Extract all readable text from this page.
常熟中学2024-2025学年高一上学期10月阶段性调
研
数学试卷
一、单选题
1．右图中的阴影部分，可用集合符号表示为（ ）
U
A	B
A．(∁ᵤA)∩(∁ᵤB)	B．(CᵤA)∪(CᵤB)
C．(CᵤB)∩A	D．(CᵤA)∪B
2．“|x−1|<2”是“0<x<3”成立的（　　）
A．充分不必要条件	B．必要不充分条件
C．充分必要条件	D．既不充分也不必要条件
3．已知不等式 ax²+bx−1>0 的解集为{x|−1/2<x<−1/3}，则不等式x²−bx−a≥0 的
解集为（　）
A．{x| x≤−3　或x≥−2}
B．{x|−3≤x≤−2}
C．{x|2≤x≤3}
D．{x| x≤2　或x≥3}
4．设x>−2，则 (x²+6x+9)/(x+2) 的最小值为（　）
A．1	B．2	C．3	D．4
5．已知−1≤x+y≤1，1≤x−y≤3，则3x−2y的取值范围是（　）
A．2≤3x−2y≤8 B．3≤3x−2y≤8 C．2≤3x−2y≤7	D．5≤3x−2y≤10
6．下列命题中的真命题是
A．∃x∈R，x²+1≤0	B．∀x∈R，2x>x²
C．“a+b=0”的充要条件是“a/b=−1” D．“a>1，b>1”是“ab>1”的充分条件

- - -

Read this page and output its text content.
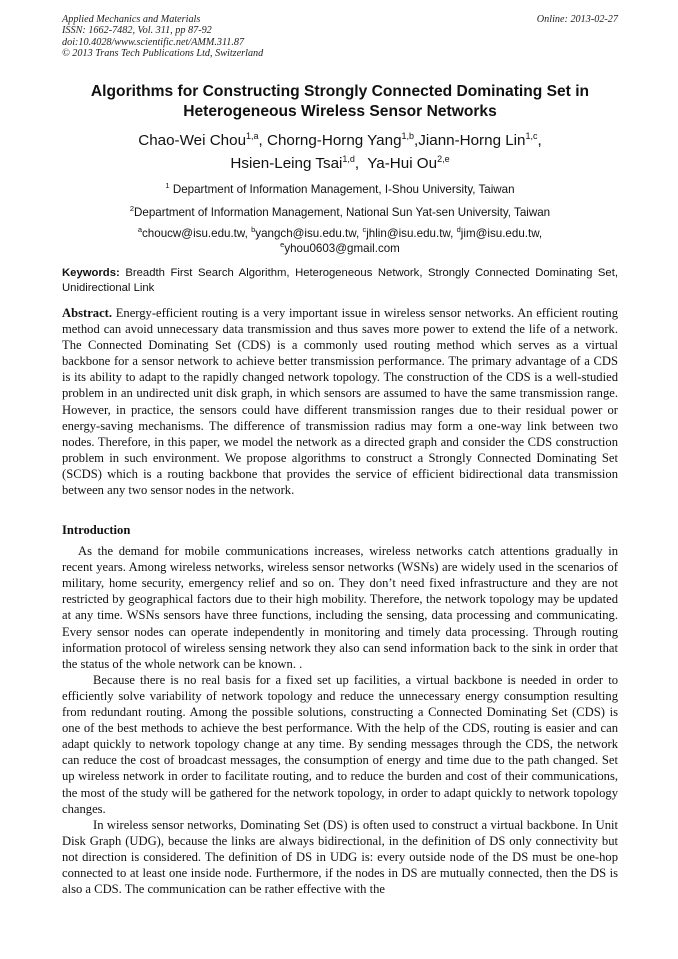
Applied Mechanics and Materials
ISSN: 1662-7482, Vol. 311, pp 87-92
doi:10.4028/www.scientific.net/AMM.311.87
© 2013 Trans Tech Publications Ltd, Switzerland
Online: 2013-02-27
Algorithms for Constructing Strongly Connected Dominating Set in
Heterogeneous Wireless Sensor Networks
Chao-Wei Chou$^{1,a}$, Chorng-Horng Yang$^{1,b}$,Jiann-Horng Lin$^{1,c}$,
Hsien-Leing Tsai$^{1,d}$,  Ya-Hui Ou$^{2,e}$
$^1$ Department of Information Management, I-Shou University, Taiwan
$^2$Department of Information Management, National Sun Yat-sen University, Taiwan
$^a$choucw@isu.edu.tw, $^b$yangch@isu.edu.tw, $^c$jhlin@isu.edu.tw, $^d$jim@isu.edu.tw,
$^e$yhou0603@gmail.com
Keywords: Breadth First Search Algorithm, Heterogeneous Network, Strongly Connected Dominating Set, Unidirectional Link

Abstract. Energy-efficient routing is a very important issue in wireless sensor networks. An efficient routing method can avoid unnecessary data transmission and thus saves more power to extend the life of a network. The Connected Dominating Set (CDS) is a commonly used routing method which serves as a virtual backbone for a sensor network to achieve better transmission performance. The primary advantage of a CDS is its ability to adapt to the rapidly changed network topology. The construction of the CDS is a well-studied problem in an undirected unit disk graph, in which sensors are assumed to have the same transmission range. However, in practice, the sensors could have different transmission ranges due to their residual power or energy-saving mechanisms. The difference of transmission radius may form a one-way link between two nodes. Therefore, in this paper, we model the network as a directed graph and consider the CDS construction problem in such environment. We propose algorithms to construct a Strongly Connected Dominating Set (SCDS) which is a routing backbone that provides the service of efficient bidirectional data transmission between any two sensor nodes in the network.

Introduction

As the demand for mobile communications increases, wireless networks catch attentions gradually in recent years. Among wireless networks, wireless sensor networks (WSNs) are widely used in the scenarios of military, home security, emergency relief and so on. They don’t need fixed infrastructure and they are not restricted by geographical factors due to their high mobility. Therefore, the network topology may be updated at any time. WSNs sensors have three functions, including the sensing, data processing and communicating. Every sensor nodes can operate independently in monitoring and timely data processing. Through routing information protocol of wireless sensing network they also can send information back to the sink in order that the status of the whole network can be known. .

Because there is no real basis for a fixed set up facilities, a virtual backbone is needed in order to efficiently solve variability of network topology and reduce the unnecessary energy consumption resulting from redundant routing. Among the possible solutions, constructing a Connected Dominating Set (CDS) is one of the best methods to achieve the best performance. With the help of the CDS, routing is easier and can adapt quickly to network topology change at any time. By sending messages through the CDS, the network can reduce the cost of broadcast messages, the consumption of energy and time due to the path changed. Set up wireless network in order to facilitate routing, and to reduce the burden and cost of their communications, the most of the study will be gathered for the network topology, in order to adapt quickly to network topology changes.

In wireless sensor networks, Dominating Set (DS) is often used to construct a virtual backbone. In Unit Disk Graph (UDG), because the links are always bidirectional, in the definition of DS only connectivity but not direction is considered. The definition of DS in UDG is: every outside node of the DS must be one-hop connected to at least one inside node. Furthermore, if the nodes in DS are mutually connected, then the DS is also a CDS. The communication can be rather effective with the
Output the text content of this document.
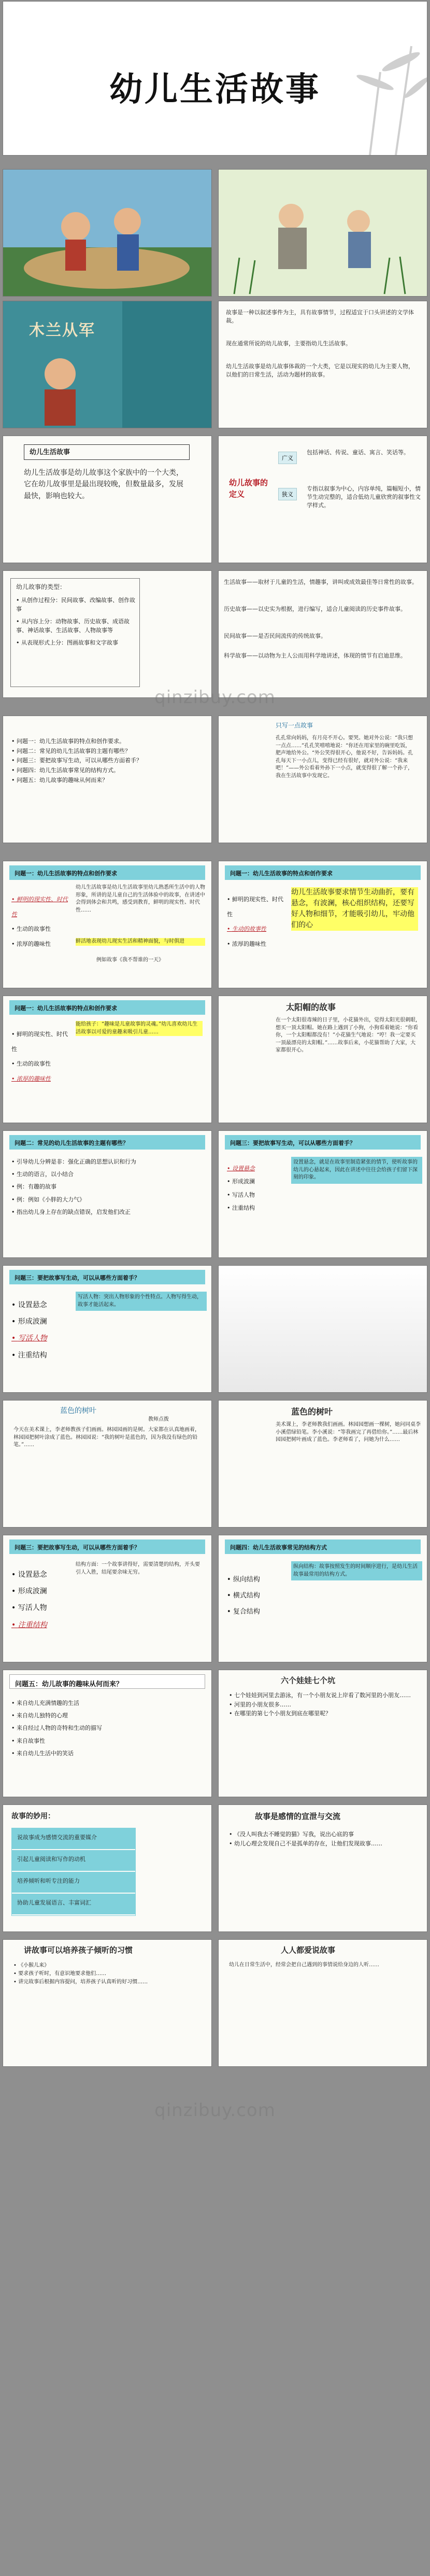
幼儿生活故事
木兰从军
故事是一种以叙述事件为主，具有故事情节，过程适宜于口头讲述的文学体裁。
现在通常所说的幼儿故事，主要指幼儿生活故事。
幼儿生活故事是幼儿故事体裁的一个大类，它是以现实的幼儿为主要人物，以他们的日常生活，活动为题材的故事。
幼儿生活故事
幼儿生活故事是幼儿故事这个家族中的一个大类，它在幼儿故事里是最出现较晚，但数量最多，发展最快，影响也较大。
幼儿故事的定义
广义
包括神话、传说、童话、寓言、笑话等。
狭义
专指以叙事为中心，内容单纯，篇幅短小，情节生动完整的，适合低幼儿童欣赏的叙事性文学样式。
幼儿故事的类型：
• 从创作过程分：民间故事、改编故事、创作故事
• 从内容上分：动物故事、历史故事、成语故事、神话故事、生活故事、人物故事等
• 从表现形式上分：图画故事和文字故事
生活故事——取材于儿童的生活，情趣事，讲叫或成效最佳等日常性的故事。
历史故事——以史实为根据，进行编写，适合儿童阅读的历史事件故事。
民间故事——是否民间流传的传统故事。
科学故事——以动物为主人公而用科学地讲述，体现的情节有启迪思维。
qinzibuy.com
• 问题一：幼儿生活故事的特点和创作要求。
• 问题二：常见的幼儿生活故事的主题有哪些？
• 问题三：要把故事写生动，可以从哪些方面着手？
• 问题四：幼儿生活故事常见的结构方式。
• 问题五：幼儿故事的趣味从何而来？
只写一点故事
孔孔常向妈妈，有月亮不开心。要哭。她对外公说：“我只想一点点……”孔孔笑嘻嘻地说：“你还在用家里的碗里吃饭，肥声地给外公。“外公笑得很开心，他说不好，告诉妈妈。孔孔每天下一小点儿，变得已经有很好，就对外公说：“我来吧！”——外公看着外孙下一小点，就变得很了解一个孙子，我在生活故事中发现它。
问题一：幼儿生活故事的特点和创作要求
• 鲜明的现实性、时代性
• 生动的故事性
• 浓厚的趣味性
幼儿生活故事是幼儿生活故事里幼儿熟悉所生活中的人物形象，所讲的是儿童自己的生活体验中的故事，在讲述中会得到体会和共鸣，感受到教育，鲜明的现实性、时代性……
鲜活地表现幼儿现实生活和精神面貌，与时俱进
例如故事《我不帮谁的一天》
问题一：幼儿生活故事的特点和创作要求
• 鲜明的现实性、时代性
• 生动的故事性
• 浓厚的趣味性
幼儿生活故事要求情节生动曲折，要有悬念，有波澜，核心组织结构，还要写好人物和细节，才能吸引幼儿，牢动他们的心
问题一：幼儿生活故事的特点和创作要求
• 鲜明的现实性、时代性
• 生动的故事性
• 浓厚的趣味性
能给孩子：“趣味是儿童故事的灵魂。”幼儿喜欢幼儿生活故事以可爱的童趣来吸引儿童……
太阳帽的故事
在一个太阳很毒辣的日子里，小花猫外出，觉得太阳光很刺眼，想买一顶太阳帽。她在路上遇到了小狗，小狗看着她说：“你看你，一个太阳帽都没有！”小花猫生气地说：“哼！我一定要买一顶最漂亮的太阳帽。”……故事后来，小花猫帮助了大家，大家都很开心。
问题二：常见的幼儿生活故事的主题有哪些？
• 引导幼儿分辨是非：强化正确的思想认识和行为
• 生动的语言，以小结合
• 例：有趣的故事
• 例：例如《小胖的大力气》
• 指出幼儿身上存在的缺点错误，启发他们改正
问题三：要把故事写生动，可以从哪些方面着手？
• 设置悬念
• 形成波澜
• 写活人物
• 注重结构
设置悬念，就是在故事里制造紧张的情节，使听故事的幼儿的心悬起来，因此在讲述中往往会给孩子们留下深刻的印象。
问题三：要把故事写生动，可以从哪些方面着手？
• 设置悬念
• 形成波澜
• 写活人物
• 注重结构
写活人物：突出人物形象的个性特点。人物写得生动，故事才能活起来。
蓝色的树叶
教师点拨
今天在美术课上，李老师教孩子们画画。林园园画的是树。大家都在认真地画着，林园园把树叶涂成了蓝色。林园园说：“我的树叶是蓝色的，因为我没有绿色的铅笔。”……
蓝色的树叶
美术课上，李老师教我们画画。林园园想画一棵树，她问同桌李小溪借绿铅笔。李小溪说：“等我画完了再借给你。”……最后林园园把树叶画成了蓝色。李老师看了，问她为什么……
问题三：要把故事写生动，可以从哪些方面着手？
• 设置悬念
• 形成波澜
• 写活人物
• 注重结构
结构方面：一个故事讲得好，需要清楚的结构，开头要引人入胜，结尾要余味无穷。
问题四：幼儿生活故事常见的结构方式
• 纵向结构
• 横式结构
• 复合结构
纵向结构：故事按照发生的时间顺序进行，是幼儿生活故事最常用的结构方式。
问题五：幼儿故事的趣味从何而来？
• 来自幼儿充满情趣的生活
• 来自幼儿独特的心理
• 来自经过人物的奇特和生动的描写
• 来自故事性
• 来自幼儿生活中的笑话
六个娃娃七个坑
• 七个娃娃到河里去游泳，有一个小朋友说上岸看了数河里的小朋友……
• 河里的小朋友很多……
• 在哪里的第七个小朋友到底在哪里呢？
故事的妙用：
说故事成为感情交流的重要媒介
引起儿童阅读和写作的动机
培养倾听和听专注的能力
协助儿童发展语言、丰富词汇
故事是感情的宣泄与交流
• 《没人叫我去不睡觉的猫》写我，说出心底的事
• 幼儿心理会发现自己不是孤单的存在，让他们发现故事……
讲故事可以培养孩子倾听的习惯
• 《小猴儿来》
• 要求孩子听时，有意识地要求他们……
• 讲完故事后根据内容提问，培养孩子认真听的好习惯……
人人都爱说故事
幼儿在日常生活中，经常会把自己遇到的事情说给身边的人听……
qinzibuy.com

- - -

# Short problem
In the entries above, how many lines hold the word "order"? State the number and nothing else.

# Output for this task
2